Lines containing the word "ressarcimento" need to be counted. Please reply with how many there are, and nothing else.

▬▬▬▬▬▬

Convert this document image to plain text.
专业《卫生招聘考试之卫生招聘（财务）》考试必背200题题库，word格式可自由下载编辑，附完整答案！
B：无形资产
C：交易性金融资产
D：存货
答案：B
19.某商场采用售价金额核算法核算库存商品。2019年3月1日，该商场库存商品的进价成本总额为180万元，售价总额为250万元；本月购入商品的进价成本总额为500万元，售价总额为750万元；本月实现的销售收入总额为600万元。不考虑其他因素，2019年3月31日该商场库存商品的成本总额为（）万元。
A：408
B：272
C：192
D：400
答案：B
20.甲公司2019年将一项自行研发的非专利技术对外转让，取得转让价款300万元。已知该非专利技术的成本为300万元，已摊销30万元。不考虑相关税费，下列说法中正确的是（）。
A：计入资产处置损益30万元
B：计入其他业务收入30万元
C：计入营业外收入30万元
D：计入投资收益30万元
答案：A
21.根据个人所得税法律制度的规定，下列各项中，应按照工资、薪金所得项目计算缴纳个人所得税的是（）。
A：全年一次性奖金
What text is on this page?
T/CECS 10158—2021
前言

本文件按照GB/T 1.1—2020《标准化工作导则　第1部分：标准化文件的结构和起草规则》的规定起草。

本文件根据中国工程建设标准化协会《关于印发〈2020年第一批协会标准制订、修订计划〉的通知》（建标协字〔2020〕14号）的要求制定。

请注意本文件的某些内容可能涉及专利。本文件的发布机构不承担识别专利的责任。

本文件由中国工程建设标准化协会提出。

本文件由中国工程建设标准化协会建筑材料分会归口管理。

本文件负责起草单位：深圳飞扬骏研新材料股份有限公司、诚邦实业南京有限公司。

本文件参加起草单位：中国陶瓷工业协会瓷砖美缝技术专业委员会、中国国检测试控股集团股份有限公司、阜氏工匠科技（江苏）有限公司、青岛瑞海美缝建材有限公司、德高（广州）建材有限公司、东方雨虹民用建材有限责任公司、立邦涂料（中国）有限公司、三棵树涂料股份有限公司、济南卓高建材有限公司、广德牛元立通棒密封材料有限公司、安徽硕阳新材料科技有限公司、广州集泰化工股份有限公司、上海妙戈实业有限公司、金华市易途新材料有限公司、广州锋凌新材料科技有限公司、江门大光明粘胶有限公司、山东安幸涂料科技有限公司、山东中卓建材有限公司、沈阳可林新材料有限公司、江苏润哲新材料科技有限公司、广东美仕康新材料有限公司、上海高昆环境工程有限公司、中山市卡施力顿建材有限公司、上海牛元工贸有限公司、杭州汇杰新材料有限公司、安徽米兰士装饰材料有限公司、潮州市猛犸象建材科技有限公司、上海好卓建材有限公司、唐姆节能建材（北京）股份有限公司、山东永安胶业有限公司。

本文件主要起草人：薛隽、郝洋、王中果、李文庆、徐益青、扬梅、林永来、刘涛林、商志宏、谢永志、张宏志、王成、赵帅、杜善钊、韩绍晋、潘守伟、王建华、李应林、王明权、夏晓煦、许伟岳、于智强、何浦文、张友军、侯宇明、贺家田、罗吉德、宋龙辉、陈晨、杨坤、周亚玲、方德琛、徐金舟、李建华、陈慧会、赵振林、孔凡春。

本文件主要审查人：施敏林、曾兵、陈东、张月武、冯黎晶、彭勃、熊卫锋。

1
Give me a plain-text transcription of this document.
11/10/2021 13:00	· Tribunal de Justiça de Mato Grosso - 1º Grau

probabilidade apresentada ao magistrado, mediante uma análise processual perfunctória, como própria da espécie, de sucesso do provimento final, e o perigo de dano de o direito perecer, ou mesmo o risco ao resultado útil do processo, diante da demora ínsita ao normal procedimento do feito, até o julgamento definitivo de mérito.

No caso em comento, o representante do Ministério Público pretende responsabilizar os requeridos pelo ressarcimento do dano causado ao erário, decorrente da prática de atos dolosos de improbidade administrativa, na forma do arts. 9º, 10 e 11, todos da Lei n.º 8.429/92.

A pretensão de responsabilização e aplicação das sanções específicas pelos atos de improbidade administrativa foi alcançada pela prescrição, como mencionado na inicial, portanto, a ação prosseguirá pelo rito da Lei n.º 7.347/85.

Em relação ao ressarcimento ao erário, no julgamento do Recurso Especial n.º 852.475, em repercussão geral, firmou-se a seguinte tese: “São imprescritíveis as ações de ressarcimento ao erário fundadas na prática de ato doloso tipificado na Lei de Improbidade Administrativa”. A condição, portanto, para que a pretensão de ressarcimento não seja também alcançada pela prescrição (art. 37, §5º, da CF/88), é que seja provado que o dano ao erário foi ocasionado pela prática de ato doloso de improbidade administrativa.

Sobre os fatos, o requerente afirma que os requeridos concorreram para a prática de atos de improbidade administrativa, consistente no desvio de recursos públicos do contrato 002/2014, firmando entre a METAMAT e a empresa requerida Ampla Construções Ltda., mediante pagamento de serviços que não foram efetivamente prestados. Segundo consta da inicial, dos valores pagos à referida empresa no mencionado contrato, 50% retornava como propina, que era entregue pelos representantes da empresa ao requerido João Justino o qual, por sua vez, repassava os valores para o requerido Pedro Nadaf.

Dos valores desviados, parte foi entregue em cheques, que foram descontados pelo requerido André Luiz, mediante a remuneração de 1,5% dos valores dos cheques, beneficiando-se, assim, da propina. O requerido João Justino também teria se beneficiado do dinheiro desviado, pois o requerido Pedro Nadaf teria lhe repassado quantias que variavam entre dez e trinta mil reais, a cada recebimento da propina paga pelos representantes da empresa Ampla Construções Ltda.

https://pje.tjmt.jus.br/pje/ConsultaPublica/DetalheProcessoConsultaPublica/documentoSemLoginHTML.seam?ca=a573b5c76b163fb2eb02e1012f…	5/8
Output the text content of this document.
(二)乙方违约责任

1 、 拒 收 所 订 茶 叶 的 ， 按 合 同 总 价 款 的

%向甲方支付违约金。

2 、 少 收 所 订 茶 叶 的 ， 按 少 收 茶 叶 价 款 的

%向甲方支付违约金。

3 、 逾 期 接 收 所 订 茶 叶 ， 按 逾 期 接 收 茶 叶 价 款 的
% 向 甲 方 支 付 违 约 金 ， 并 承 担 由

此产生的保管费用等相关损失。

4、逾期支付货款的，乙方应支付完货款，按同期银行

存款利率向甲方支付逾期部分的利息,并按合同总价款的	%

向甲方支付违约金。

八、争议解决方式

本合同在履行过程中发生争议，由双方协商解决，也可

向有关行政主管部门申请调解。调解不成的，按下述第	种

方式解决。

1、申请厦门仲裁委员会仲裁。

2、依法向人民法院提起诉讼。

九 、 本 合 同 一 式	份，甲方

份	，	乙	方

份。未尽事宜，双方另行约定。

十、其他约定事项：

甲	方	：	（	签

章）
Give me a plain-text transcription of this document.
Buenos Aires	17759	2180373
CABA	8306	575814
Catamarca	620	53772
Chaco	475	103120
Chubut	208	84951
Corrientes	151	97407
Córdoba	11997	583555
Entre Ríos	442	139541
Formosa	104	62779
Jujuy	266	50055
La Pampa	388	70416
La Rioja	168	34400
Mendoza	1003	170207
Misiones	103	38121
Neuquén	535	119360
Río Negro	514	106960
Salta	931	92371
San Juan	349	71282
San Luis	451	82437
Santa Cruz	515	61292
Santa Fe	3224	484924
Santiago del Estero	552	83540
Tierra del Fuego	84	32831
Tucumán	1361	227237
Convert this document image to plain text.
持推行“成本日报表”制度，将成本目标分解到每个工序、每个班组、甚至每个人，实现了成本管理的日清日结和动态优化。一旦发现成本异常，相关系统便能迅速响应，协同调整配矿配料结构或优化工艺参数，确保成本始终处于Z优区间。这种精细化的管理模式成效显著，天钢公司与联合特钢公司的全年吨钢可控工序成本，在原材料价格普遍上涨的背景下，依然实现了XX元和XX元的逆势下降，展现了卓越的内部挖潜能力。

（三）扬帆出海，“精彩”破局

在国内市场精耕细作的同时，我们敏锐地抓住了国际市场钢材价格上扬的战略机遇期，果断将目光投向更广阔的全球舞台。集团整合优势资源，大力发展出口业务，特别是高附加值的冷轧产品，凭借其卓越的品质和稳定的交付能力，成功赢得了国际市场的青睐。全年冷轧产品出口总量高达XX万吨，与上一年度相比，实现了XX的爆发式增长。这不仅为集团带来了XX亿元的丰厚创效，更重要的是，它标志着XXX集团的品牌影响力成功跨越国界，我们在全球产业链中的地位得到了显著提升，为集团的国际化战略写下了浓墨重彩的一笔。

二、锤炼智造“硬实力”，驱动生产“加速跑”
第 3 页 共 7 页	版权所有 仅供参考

▬▬▬▬▬▬

▶ [Correct output]
2